==== SUPPLIED MATERIAL ====
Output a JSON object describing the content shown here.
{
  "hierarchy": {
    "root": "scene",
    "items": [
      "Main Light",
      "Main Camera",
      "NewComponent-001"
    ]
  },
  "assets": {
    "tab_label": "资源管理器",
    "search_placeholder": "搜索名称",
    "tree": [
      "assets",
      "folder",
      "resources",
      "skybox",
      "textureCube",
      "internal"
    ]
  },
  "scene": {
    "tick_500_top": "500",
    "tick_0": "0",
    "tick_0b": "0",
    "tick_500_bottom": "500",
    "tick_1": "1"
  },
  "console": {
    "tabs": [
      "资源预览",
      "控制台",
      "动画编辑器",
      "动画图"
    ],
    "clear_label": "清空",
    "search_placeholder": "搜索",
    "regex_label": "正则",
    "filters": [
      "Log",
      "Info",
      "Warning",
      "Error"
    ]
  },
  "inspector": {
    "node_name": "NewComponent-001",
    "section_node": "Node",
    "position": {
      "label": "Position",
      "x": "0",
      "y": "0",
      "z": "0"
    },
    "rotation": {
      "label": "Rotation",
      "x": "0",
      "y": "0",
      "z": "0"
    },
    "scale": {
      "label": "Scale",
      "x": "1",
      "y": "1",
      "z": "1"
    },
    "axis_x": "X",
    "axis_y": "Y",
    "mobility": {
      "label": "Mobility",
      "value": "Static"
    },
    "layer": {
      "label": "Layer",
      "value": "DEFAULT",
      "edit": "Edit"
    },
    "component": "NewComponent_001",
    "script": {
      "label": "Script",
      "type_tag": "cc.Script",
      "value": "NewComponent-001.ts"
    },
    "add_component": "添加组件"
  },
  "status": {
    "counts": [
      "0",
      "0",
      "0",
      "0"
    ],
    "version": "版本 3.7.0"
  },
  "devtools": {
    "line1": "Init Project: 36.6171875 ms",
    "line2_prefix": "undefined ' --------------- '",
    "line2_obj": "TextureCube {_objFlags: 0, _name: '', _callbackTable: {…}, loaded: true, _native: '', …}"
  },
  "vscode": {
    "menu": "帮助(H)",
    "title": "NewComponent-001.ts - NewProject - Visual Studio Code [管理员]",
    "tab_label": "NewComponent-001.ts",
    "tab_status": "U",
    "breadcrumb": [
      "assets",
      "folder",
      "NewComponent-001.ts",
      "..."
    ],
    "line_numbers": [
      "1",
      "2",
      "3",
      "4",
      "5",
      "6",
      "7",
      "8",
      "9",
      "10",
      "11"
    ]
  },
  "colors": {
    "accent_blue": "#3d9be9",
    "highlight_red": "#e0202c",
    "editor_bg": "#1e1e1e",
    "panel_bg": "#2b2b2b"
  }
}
====
#### WHAT TO WORK ON
Copy out the material word for word and line for line.

#### OUTPUT FOR THIS EXERCISE
Output a JSON object describing the content shown here.
{
  "hierarchy": {
    "root": "scene",
    "items": [
      "Main Light",
      "Main Camera",
      "NewComponent-001"
    ]
  },
  "assets": {
    "tab_label": "资源管理器",
    "search_placeholder": "搜索名称",
    "tree": [
      "assets",
      "folder",
      "resources",
      "skybox",
      "textureCube",
      "internal"
    ]
  },
  "scene": {
    "tick_500_top": "500",
    "tick_0": "0",
    "tick_0b": "0",
    "tick_500_bottom": "500",
    "tick_1": "1"
  },
  "console": {
    "tabs": [
      "资源预览",
      "控制台",
      "动画编辑器",
      "动画图"
    ],
    "clear_label": "清空",
    "search_placeholder": "搜索",
    "regex_label": "正则",
    "filters": [
      "Log",
      "Info",
      "Warning",
      "Error"
    ]
  },
  "inspector": {
    "node_name": "NewComponent-001",
    "section_node": "Node",
    "position": {
      "label": "Position",
      "x": "0",
      "y": "0",
      "z": "0"
    },
    "rotation": {
      "label": "Rotation",
      "x": "0",
      "y": "0",
      "z": "0"
    },
    "scale": {
      "label": "Scale",
      "x": "1",
      "y": "1",
      "z": "1"
    },
    "axis_x": "X",
    "axis_y": "Y",
    "mobility": {
      "label": "Mobility",
      "value": "Static"
    },
    "layer": {
      "label": "Layer",
      "value": "DEFAULT",
      "edit": "Edit"
    },
    "component": "NewComponent_001",
    "script": {
      "label": "Script",
      "type_tag": "cc.Script",
      "value": "NewComponent-001.ts"
    },
    "add_component": "添加组件"
  },
  "status": {
    "counts": [
      "0",
      "0",
      "0",
      "0"
    ],
    "version": "版本 3.7.0"
  },
  "devtools": {
    "line1": "Init Project: 36.6171875 ms",
    "line2_prefix": "undefined ' --------------- '",
    "line2_obj": "TextureCube {_objFlags: 0, _name: '', _callbackTable: {…}, loaded: true, _native: '', …}"
  },
  "vscode": {
    "menu": "帮助(H)",
    "title": "NewComponent-001.ts - NewProject - Visual Studio Code [管理员]",
    "tab_label": "NewComponent-001.ts",
    "tab_status": "U",
    "breadcrumb": [
      "assets",
      "folder",
      "NewComponent-001.ts",
      "..."
    ],
    "line_numbers": [
      "1",
      "2",
      "3",
      "4",
      "5",
      "6",
      "7",
      "8",
      "9",
      "10",
      "11"
    ]
  },
  "colors": {
    "accent_blue": "#3d9be9",
    "highlight_red": "#e0202c",
    "editor_bg": "#1e1e1e",
    "panel_bg": "#2b2b2b"
  }
}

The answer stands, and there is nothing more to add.